Stated problem
Output all lines exactly.

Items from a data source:
------------
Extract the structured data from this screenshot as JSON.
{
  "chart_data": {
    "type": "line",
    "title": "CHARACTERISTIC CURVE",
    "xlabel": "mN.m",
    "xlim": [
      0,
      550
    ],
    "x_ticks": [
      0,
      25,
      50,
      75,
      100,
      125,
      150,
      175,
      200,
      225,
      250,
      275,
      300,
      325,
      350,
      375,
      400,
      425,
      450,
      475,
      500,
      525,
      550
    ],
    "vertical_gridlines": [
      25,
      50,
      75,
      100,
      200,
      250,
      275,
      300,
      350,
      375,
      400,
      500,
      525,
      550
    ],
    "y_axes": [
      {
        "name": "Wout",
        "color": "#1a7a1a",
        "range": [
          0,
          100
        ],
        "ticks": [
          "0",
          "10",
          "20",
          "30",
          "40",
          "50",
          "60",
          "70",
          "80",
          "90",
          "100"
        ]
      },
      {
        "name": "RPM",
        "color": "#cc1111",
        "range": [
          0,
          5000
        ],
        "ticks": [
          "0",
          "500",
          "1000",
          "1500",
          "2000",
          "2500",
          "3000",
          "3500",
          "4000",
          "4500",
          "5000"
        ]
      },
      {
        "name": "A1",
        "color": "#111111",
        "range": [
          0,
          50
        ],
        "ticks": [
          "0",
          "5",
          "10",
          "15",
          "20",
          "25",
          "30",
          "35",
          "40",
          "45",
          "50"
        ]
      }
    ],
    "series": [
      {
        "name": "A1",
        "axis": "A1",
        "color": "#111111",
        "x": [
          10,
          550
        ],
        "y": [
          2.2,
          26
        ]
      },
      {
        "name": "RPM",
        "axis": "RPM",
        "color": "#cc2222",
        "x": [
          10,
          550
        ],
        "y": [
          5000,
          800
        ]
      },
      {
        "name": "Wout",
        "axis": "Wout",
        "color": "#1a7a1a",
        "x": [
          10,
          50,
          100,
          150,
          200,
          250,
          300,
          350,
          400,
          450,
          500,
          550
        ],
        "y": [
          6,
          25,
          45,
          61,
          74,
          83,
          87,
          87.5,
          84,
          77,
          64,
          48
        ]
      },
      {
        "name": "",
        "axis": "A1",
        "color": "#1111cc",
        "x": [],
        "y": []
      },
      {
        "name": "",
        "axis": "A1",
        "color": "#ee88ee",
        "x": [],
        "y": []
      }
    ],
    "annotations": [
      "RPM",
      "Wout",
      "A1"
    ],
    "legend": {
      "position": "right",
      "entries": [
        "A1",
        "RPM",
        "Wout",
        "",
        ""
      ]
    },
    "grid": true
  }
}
------------
Response for this exercise
Extract the structured data from this screenshot as JSON.
{
  "chart_data": {
    "type": "line",
    "title": "CHARACTERISTIC CURVE",
    "xlabel": "mN.m",
    "xlim": [
      0,
      550
    ],
    "x_ticks": [
      0,
      25,
      50,
      75,
      100,
      125,
      150,
      175,
      200,
      225,
      250,
      275,
      300,
      325,
      350,
      375,
      400,
      425,
      450,
      475,
      500,
      525,
      550
    ],
    "vertical_gridlines": [
      25,
      50,
      75,
      100,
      200,
      250,
      275,
      300,
      350,
      375,
      400,
      500,
      525,
      550
    ],
    "y_axes": [
      {
        "name": "Wout",
        "color": "#1a7a1a",
        "range": [
          0,
          100
        ],
        "ticks": [
          "0",
          "10",
          "20",
          "30",
          "40",
          "50",
          "60",
          "70",
          "80",
          "90",
          "100"
        ]
      },
      {
        "name": "RPM",
        "color": "#cc1111",
        "range": [
          0,
          5000
        ],
        "ticks": [
          "0",
          "500",
          "1000",
          "1500",
          "2000",
          "2500",
          "3000",
          "3500",
          "4000",
          "4500",
          "5000"
        ]
      },
      {
        "name": "A1",
        "color": "#111111",
        "range": [
          0,
          50
        ],
        "ticks": [
          "0",
          "5",
          "10",
          "15",
          "20",
          "25",
          "30",
          "35",
          "40",
          "45",
          "50"
        ]
      }
    ],
    "series": [
      {
        "name": "A1",
        "axis": "A1",
        "color": "#111111",
        "x": [
          10,
          550
        ],
        "y": [
          2.2,
          26
        ]
      },
      {
        "name": "RPM",
        "axis": "RPM",
        "color": "#cc2222",
        "x": [
          10,
          550
        ],
        "y": [
          5000,
          800
        ]
      },
      {
        "name": "Wout",
        "axis": "Wout",
        "color": "#1a7a1a",
        "x": [
          10,
          50,
          100,
          150,
          200,
          250,
          300,
          350,
          400,
          450,
          500,
          550
        ],
        "y": [
          6,
          25,
          45,
          61,
          74,
          83,
          87,
          87.5,
          84,
          77,
          64,
          48
        ]
      },
      {
        "name": "",
        "axis": "A1",
        "color": "#1111cc",
        "x": [],
        "y": []
      },
      {
        "name": "",
        "axis": "A1",
        "color": "#ee88ee",
        "x": [],
        "y": []
      }
    ],
    "annotations": [
      "RPM",
      "Wout",
      "A1"
    ],
    "legend": {
      "position": "right",
      "entries": [
        "A1",
        "RPM",
        "Wout",
        "",
        ""
      ]
    },
    "grid": true
  }
}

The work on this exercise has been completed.